START MATERIAL FOR THIS EXERCISE
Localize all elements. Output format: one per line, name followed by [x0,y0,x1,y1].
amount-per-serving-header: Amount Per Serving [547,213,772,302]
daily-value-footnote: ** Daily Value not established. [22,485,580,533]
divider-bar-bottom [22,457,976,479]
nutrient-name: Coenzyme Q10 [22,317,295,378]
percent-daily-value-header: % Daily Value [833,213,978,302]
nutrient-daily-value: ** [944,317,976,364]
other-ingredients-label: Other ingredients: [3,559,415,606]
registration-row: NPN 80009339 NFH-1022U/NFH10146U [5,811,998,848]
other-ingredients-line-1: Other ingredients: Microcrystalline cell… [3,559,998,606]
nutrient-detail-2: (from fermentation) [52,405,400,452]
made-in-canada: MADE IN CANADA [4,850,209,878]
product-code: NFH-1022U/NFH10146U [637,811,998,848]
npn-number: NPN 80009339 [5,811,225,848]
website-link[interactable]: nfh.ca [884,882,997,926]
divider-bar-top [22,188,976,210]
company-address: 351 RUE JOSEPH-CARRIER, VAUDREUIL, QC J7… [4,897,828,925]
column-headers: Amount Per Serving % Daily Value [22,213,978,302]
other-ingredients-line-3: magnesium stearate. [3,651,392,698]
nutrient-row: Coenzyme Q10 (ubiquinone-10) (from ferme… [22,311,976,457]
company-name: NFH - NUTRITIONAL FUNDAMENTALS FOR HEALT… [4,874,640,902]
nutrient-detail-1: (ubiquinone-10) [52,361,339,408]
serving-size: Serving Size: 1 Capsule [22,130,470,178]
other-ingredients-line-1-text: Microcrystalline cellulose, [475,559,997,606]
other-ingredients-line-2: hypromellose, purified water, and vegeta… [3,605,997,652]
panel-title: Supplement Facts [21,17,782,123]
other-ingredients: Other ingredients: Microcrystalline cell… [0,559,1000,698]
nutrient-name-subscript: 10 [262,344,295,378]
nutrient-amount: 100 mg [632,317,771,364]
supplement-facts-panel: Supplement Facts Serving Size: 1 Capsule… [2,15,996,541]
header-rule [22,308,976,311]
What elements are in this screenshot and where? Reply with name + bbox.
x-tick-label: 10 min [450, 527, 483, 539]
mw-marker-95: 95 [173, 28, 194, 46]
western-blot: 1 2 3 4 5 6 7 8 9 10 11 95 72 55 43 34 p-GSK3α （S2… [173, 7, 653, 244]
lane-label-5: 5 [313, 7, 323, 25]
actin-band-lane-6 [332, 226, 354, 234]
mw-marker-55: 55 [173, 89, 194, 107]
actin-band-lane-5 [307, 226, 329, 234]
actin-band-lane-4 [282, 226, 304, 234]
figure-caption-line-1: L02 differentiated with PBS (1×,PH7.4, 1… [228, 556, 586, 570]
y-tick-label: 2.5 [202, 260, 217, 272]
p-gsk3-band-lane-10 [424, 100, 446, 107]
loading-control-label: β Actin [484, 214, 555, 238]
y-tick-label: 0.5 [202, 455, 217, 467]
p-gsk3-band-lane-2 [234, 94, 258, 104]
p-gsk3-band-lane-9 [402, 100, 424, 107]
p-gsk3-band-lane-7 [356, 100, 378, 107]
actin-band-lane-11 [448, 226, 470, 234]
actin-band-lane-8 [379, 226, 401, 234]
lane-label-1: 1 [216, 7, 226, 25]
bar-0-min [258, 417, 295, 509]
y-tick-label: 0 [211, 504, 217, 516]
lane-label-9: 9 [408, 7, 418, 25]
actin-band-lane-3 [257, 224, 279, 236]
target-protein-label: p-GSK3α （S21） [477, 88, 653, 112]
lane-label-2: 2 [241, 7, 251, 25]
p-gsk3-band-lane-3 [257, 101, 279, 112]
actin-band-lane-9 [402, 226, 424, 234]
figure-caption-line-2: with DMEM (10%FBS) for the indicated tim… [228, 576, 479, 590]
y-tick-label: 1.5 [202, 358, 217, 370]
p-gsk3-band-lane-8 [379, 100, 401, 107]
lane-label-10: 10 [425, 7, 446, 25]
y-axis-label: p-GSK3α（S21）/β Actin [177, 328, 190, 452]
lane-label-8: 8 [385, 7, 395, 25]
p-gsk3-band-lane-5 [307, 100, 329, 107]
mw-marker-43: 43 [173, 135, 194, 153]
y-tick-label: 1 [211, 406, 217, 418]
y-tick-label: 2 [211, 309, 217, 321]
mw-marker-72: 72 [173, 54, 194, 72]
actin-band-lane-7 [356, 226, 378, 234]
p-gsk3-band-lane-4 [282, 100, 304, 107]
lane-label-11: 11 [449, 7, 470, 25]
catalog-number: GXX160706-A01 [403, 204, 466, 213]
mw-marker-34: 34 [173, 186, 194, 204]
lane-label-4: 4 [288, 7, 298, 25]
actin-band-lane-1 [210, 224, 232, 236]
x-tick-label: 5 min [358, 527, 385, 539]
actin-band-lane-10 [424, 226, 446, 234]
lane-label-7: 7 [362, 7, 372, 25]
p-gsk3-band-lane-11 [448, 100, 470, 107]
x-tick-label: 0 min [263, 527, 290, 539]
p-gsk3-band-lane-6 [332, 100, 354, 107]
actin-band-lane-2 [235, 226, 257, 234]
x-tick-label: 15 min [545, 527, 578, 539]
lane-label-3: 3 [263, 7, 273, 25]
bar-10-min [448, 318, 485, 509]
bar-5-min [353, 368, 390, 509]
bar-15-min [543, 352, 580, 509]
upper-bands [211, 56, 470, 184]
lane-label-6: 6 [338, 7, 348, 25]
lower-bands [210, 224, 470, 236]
END MATERIAL FOR THIS EXERCISE
TASK REQUIREMENTS | Filter the entries down to the lines with the word "panel" in them.

ANSWER BOX |
panel-title: Supplement Facts [21,17,782,123]
supplement-facts-panel: Supplement Facts Serving Size: 1 Capsule… [2,15,996,541]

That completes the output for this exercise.